**TASK STATEMENT:**
Find every line in the records below that holds the word "فقیر" and copy it.

**EXERCISE INPUTS:**
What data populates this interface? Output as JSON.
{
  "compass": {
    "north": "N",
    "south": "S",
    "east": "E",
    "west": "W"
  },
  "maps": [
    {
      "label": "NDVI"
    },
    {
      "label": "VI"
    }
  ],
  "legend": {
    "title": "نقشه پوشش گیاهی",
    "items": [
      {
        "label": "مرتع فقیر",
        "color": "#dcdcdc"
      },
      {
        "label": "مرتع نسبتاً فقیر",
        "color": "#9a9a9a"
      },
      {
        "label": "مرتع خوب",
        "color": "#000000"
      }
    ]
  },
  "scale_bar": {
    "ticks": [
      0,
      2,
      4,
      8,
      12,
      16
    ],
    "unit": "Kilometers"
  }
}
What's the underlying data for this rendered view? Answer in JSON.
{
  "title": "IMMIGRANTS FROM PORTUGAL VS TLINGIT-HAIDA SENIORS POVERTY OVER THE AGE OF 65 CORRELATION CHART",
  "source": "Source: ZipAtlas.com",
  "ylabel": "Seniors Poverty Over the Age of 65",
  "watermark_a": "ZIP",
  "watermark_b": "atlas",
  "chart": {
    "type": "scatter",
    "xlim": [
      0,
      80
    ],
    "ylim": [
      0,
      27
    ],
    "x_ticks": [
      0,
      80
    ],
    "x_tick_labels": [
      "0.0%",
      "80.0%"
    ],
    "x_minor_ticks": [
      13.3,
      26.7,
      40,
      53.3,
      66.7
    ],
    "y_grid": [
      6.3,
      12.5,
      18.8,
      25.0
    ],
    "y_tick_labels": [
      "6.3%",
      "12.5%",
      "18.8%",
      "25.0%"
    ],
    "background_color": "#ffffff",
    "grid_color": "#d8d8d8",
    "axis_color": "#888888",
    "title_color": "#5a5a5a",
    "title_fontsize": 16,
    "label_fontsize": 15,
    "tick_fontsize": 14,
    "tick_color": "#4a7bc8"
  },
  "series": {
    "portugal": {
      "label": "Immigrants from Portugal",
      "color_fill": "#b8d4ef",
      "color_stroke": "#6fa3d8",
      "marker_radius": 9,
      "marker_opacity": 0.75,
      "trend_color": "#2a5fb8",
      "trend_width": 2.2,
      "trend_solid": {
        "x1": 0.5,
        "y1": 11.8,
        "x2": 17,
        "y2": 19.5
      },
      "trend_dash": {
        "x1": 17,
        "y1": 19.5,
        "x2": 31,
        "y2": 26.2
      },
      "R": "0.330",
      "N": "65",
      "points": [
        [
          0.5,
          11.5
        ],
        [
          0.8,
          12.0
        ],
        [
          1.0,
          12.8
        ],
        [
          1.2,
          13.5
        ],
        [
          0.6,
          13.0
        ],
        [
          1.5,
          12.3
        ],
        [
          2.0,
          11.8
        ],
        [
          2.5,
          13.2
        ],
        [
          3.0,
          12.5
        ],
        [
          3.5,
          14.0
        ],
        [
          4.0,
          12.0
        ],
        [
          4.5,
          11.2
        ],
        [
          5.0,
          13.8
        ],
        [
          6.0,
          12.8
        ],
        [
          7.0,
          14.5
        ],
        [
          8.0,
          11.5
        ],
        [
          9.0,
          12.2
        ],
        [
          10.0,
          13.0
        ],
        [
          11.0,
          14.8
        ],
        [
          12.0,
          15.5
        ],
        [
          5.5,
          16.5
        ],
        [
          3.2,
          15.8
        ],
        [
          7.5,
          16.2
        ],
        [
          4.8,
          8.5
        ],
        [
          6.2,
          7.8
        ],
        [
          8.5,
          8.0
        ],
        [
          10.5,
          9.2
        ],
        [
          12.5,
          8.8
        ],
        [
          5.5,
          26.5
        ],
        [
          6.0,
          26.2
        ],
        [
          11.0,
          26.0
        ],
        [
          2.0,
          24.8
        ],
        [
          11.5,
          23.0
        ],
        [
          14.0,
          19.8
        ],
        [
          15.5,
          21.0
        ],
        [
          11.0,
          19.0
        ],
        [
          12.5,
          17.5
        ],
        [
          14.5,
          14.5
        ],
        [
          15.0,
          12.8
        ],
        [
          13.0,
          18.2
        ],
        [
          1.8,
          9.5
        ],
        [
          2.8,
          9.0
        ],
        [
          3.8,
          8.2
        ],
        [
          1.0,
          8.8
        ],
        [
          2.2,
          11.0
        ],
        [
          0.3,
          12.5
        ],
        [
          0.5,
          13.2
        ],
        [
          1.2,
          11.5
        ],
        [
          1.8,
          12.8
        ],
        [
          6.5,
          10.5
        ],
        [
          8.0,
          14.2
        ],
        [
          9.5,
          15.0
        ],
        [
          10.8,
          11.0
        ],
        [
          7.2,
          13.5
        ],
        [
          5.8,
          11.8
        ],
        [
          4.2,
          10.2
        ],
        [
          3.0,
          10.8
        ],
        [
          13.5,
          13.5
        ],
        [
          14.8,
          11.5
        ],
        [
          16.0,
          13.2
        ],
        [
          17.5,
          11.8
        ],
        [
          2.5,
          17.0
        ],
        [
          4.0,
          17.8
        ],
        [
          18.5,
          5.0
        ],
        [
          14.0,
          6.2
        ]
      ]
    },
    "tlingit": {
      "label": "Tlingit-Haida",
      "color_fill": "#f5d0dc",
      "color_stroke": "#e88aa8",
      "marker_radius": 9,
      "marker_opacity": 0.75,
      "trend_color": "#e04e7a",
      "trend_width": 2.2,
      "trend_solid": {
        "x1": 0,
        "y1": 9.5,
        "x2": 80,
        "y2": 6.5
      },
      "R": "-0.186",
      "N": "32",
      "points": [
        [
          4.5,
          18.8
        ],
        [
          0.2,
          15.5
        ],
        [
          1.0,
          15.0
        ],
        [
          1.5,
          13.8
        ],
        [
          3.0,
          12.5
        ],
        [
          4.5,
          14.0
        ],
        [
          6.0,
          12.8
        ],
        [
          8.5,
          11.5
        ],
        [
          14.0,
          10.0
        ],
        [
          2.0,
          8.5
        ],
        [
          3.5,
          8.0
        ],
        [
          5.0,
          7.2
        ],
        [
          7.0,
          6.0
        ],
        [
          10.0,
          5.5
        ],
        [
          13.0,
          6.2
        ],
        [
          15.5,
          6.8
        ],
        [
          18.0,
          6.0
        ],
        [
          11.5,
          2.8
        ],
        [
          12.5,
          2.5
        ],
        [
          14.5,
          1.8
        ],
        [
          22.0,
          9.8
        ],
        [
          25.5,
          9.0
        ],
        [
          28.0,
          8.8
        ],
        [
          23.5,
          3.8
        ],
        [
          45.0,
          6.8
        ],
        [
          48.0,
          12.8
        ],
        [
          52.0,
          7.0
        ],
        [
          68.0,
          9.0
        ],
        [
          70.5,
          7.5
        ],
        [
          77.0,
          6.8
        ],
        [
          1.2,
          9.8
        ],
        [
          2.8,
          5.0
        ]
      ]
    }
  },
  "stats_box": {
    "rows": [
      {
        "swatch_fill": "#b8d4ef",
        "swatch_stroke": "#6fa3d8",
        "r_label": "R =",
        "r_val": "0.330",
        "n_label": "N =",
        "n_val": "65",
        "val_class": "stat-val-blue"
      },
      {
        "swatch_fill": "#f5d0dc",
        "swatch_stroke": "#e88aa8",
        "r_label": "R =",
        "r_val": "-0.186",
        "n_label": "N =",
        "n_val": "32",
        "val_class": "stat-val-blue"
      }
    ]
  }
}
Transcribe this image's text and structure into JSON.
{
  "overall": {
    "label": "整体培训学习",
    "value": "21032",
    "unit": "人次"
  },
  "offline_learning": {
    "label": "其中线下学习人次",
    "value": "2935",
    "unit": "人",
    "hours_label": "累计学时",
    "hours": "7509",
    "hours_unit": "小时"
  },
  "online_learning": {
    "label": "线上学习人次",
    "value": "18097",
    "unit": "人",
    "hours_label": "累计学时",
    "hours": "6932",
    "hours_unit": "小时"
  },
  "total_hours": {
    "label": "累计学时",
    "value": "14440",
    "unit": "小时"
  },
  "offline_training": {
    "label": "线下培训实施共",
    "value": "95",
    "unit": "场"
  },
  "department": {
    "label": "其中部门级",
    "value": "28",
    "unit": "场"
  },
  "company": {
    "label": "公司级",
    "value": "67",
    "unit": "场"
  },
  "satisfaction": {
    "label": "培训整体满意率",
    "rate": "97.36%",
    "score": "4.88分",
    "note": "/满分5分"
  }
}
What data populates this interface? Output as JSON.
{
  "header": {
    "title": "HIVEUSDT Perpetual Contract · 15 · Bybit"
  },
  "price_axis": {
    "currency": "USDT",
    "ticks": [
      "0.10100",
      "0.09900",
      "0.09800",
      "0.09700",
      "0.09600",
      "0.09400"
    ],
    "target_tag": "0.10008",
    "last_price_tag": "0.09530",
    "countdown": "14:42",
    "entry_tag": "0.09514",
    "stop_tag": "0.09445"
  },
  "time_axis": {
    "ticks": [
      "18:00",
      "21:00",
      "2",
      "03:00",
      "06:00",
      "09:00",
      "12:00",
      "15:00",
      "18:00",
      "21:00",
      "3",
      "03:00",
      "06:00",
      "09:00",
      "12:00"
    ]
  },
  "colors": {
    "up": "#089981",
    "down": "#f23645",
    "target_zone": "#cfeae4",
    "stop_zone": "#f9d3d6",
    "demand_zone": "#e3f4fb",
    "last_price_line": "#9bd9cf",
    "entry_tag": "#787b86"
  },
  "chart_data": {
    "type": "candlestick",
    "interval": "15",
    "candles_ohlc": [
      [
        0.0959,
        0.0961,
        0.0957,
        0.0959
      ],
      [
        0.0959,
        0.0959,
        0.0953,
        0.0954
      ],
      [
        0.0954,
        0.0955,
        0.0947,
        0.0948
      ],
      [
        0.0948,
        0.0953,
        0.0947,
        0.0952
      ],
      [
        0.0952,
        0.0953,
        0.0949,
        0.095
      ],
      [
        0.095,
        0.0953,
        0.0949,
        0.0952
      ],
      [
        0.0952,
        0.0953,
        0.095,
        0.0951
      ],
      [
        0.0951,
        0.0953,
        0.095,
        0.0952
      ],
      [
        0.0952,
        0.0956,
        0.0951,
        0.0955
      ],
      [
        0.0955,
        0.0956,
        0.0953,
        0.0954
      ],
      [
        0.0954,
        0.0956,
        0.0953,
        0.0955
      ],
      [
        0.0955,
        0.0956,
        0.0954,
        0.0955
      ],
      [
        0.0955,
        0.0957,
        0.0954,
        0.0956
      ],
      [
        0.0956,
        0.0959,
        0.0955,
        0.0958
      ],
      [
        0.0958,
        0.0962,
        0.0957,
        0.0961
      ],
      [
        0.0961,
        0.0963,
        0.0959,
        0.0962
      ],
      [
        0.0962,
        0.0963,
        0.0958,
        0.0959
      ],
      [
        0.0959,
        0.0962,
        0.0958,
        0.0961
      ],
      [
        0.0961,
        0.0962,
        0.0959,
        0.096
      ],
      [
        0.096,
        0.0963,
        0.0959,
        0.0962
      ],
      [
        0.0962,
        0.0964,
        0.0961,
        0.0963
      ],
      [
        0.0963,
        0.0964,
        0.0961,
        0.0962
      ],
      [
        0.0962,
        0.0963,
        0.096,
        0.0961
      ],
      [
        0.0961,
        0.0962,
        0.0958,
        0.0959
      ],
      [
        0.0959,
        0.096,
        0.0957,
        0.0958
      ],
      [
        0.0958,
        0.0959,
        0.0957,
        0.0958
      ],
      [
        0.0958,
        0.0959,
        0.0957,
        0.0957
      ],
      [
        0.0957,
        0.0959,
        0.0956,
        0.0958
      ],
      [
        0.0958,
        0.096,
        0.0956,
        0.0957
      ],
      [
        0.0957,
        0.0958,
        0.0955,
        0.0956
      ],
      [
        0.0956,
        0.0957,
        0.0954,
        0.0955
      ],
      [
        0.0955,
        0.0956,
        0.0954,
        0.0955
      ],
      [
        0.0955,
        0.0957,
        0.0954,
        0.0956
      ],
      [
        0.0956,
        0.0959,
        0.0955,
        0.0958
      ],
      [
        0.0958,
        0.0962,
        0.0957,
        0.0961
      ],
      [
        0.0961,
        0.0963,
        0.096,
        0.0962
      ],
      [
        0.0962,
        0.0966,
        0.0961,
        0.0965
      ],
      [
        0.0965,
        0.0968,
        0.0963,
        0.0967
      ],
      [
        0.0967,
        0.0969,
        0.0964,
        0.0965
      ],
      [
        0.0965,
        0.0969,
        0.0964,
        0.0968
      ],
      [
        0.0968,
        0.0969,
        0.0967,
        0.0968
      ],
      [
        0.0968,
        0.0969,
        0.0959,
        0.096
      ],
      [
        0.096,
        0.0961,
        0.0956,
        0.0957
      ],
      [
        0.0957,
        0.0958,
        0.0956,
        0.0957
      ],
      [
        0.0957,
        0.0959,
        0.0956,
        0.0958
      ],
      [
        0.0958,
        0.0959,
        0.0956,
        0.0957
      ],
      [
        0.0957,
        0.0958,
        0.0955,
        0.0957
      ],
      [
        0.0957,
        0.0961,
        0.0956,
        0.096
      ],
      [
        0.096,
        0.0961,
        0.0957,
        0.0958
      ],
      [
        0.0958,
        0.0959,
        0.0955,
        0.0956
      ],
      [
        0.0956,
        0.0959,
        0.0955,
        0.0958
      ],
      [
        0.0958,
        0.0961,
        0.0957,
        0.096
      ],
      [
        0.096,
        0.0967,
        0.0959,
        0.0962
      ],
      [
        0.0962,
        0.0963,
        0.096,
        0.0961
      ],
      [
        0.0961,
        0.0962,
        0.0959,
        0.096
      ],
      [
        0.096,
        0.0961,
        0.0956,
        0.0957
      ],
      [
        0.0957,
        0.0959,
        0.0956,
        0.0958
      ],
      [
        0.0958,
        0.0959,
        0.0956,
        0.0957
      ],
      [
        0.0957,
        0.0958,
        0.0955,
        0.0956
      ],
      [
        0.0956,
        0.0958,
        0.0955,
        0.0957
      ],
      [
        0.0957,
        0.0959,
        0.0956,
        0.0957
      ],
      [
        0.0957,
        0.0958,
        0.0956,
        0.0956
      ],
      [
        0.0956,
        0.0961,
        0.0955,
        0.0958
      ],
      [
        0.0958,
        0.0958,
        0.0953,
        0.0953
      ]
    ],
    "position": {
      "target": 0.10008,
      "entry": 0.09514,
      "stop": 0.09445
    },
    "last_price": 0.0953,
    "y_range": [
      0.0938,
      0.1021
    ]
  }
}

**EXPECTED ANSWER:**
        "label": "مرتع فقیر",
        "label": "مرتع نسبتاً فقیر",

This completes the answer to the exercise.